**What you need to do:**
1. Condense the paragraph of the animal-behavior text that begins "Elsewhere, second author Downey (2010)" into a short bulleted list that keeps its main points.
2. Extend the animal-behavior text with one more paragraph that picks up after its final sentence.

-- START OF Page text --

Elsewhere, second author Downey (2010) has argued that interacting with animals also means using their senses as surrogates, noticing when other prey animals flee before a more dangerous predator, realising when animal behaviour suggests coming changes in weather, recognising that one’s own sensory hallmarks need to be hidden from the animals we hunt. All predators learn to hunt, even without great cognitive endowments, but humans learned to hunt many different kinds of animals, including how to study new prey and learn their patterns as we moved into new ecological niches.
Whether or not these theories are accurate, whether we have an inherent affection for other animals or an innate tendency to pay attention to animacy, the fact is that some of us are really terrible at actual anticipating what animals will do. Ask the TV anchor who, while reporting a feel-good story about a rescued dog, got her lip nearly bitten off when she thought that the dog was having a similar ‘feel-good’ moment with her reporting (Rescued dog bites NBC anchor in the face during feel-good segment gone wrong. ‘Feelin’ good?’ ‘Nup, feelin’ bitey!’). Or this guy, who thought an elephant was cute and chilled out until the animal swatted him away after he got a little too close to the elephant’s food.

-- END OF Page text --
-- START OF Records provided --

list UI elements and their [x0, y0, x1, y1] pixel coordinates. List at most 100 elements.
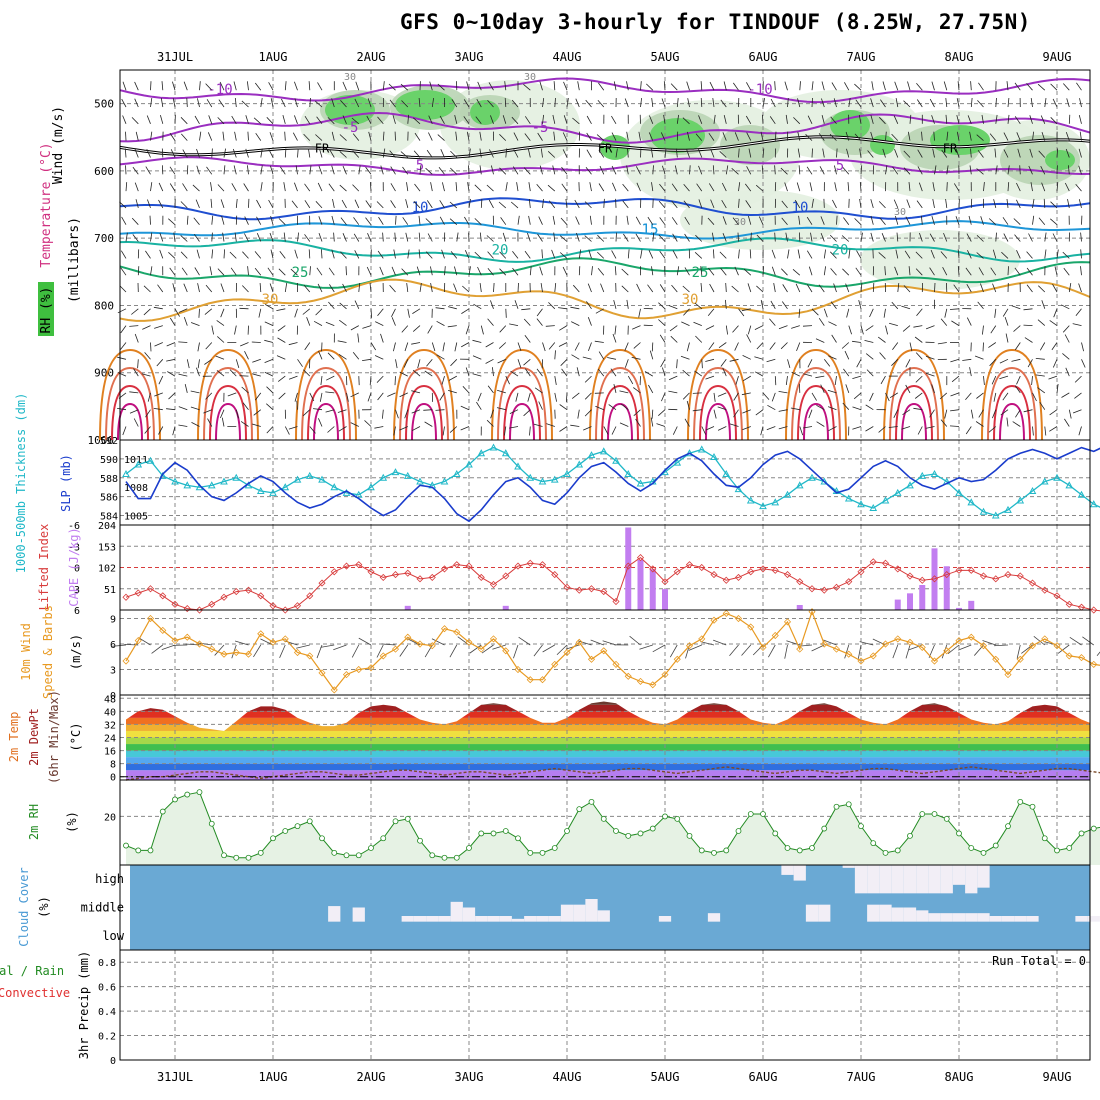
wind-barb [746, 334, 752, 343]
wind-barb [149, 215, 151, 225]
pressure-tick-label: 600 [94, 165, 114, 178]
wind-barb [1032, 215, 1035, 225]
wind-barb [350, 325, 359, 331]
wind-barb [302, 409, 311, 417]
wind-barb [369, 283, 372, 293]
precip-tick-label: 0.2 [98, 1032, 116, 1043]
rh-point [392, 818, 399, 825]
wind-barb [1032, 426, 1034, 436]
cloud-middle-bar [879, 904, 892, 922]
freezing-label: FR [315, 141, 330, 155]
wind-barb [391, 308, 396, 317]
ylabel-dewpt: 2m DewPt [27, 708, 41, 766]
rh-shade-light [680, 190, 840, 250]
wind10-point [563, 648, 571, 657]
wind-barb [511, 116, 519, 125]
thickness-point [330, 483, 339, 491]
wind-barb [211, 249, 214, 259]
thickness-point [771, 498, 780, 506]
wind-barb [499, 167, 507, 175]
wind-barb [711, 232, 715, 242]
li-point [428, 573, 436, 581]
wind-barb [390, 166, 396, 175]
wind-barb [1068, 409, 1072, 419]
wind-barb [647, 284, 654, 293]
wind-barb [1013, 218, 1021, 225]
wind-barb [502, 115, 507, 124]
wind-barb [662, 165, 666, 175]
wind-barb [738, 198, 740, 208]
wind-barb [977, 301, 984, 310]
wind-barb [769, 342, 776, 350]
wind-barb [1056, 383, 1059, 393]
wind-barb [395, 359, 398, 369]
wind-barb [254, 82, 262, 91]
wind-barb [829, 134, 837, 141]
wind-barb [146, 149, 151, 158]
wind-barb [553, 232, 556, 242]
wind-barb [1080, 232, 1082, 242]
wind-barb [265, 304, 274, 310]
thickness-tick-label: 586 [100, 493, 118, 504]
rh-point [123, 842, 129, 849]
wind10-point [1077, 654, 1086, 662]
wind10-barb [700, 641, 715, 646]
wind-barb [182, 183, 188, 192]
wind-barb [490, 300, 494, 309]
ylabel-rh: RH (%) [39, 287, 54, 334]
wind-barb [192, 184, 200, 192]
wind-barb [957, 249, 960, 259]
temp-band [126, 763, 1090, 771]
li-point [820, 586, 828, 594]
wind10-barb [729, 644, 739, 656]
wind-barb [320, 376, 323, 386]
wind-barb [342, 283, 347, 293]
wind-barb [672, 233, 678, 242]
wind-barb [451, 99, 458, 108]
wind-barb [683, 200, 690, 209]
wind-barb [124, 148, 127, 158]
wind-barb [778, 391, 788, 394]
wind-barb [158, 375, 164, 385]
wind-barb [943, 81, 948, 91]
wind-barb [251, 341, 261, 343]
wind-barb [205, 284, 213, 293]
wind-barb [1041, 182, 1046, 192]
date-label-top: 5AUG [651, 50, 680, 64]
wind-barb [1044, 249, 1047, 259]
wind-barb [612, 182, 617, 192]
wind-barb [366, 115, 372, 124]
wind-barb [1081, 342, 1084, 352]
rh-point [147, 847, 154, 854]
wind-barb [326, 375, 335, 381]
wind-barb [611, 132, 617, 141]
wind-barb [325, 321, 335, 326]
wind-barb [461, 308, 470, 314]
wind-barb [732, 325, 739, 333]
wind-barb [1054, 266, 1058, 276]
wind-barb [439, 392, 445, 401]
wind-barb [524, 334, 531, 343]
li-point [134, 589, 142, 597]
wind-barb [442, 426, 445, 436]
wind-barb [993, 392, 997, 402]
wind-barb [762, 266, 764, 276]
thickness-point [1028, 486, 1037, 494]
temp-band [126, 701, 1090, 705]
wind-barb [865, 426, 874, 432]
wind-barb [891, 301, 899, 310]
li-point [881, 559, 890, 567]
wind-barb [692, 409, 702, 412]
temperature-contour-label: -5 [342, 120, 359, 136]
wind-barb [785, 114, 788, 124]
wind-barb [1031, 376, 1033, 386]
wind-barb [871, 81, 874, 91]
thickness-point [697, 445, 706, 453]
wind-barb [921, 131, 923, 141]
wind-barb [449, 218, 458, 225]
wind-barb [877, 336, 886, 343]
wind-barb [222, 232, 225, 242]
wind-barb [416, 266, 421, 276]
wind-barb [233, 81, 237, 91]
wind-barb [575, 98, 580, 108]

-- END OF Records provided --
-- START OF Records provided --

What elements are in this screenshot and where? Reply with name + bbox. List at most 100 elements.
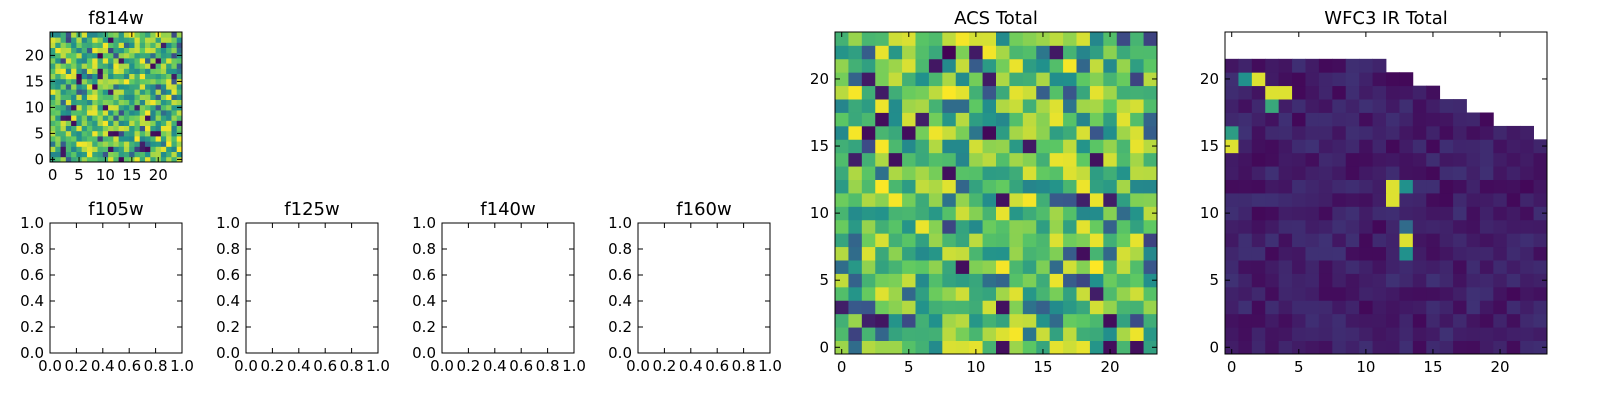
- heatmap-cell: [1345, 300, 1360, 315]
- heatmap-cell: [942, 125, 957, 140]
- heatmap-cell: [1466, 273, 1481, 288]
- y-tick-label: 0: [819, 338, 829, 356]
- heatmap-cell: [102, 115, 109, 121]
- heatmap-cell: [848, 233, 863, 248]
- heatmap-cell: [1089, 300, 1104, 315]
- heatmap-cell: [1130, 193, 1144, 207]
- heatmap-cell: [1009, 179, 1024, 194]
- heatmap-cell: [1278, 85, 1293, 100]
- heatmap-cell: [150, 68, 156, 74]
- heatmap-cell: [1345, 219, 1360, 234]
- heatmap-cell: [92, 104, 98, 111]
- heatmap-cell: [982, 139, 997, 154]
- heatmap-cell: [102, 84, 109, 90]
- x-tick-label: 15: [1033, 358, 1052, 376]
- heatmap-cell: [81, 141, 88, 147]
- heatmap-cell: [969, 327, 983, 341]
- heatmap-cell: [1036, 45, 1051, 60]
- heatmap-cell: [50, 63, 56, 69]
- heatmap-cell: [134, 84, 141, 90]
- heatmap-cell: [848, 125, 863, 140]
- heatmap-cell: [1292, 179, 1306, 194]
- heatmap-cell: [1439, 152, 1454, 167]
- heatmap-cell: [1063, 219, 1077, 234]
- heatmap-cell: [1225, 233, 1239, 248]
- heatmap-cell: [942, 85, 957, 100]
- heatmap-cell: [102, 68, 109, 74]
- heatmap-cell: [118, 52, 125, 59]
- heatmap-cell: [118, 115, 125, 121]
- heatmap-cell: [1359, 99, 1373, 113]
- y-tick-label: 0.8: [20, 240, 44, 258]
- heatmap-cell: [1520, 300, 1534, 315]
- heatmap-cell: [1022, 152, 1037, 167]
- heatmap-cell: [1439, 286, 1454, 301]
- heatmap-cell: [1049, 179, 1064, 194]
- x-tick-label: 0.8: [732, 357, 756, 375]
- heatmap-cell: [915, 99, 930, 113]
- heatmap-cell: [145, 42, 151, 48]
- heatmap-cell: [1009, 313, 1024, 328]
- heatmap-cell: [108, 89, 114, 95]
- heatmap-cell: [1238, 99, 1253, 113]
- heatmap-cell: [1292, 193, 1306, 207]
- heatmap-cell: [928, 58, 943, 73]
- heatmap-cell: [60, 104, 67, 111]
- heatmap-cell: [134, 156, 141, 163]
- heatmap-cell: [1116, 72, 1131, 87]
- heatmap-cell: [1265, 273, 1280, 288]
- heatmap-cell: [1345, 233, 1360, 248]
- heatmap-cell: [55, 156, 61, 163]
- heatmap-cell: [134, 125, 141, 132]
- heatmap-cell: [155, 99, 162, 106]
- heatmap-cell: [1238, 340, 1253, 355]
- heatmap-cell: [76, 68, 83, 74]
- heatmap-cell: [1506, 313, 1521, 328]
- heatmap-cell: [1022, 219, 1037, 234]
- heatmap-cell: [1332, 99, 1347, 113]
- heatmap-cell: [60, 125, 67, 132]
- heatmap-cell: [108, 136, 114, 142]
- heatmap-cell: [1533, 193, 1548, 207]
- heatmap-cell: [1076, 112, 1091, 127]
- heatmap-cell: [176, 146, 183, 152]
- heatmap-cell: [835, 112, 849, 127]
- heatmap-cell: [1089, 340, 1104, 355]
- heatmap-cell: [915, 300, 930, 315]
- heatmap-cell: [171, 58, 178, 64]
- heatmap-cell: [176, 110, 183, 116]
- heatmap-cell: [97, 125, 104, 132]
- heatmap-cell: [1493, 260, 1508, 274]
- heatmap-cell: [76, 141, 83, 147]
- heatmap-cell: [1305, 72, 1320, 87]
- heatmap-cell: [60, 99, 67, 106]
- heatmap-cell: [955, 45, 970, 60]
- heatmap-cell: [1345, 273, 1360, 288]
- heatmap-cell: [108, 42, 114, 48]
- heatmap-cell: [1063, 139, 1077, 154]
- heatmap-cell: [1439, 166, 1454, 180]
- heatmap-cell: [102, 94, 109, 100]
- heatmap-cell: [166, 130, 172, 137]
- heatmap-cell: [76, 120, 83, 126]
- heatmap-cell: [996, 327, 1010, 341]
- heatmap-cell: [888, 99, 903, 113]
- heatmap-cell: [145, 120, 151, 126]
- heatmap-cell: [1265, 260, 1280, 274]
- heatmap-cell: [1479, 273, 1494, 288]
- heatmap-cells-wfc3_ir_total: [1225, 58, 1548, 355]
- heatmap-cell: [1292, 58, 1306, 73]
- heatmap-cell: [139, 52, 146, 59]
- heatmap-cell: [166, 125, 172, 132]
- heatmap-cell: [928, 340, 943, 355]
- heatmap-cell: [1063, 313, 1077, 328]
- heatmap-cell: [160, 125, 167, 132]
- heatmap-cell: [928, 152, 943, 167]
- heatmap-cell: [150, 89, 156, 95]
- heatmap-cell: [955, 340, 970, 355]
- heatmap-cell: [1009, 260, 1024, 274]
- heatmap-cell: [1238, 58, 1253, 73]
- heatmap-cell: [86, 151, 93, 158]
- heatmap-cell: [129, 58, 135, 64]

-- END OF Records provided --

**Outputs:**
1.
- Downey (2010) argues that interacting with animals means using their senses as surrogates:
  - noticing prey fleeing a more dangerous predator
  - reading animal behavior as a sign of coming weather changes
  - hiding one's own sensory hallmarks from hunted animals
- All predators learn to hunt, even without great cognitive endowments.
- Humans learned to hunt many kinds of animals, including studying new prey and learning their patterns as they moved into new ecological niches.

2.
Unfortunately for the victims, the ‘instinctual attraction’ to animals does not guarantee mutual affection, nor does it mean that we’re necessarily very good at reading their emotional or intentional states. The idea that we have an ‘evolved capacity’ to understand animals can lead us to ignore several of the important implications of the paper by Kujala and colleagues:
1). Whether or not there’s an ‘evolved capacity,’ experts are more likely to engage the brain more broadly and to perform the kinds of behaviour that likely need to happen before the ‘capacity’ becomes realised ability. However ‘instinctual’ our biophilia, as humans, our distinctive cognitive architecture virtually always needs training up to reach the perceptual potential of highly skilled individuals.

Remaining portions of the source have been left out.